[Stored entries]

/---

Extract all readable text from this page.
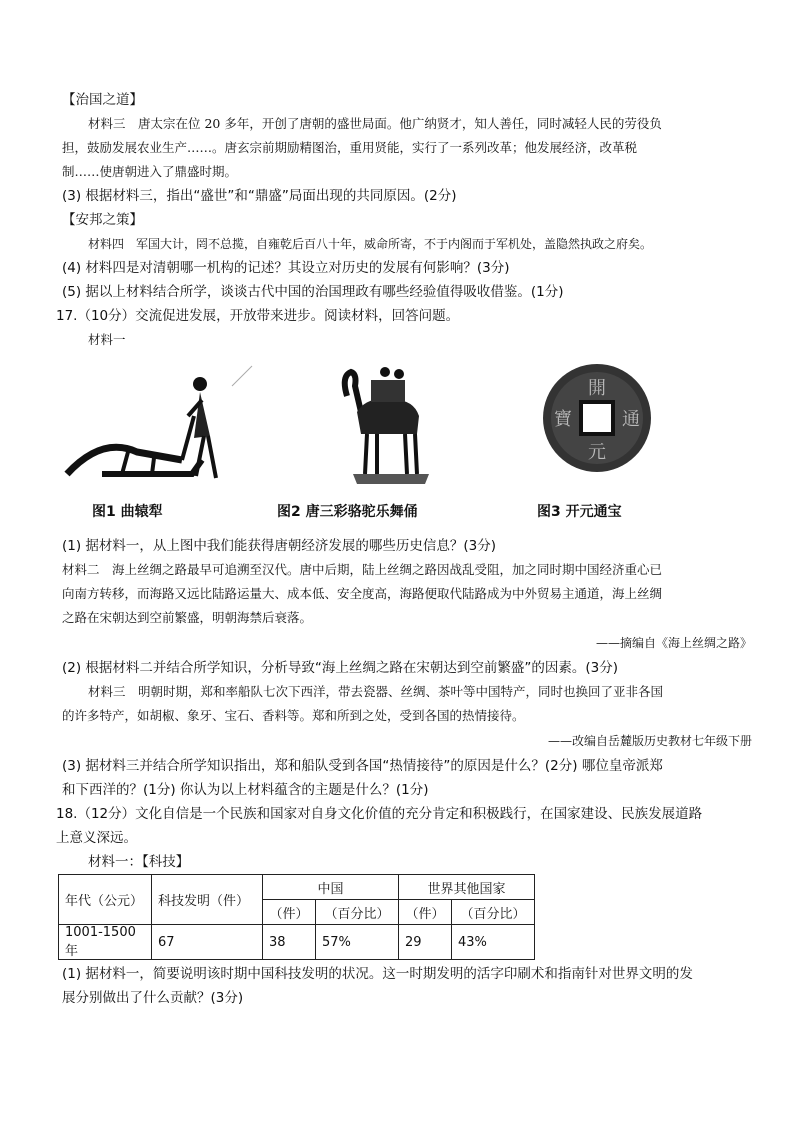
【治国之道】

材料三　唐太宗在位 20 多年，开创了唐朝的盛世局面。他广纳贤才，知人善任，同时减轻人民的劳役负

担，鼓励发展农业生产……。唐玄宗前期励精图治，重用贤能，实行了一系列改革；他发展经济，改革税

制……使唐朝进入了鼎盛时期。

(3) 根据材料三，指出“盛世”和“鼎盛”局面出现的共同原因。(2分)

【安邦之策】

材料四　军国大计，罔不总揽，自雍乾后百八十年，威命所寄，不于内阁而于军机处，盖隐然执政之府矣。

(4) 材料四是对清朝哪一机构的记述？其设立对历史的发展有何影响？(3分)

(5) 据以上材料结合所学，谈谈古代中国的治国理政有哪些经验值得吸收借鉴。(1分)

17.（10分）交流促进发展，开放带来进步。阅读材料，回答问题。

材料一

图1 曲辕犁	图2 唐三彩骆驼乐舞俑
開
元
通
寶
图3 开元通宝

(1) 据材料一，从上图中我们能获得唐朝经济发展的哪些历史信息？(3分)

材料二　海上丝绸之路最早可追溯至汉代。唐中后期，陆上丝绸之路因战乱受阻，加之同时期中国经济重心已

向南方转移，而海路又远比陆路运量大、成本低、安全度高，海路便取代陆路成为中外贸易主通道，海上丝绸

之路在宋朝达到空前繁盛，明朝海禁后衰落。

——摘编自《海上丝绸之路》

(2) 根据材料二并结合所学知识，分析导致“海上丝绸之路在宋朝达到空前繁盛”的因素。(3分)

材料三　明朝时期，郑和率船队七次下西洋，带去瓷器、丝绸、茶叶等中国特产，同时也换回了亚非各国

的许多特产，如胡椒、象牙、宝石、香料等。郑和所到之处，受到各国的热情接待。

——改编自岳麓版历史教材七年级下册

(3) 据材料三并结合所学知识指出，郑和船队受到各国“热情接待”的原因是什么？(2分) 哪位皇帝派郑

和下西洋的？(1分) 你认为以上材料蕴含的主题是什么？(1分)

18.（12分）文化自信是一个民族和国家对自身文化价值的充分肯定和积极践行，在国家建设、民族发展道路

上意义深远。

材料一：【科技】

年代（公元）	科技发明（件）	中国		世界其他国家	
		（件）	（百分比）	（件）	（百分比）
1001-1500 年	67	38	57%	29	43%

(1) 据材料一，简要说明该时期中国科技发明的状况。这一时期发明的活字印刷术和指南针对世界文明的发

展分别做出了什么贡献？(3分)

\---

— TASK TO CARRY OUT —
Go through the records and show every line with the string "据材料一" in it.

— TASK SOLUTION —
(1) 据材料一，从上图中我们能获得唐朝经济发展的哪些历史信息？(3分)
(1) 据材料一，简要说明该时期中国科技发明的状况。这一时期发明的活字印刷术和指南针对世界文明的发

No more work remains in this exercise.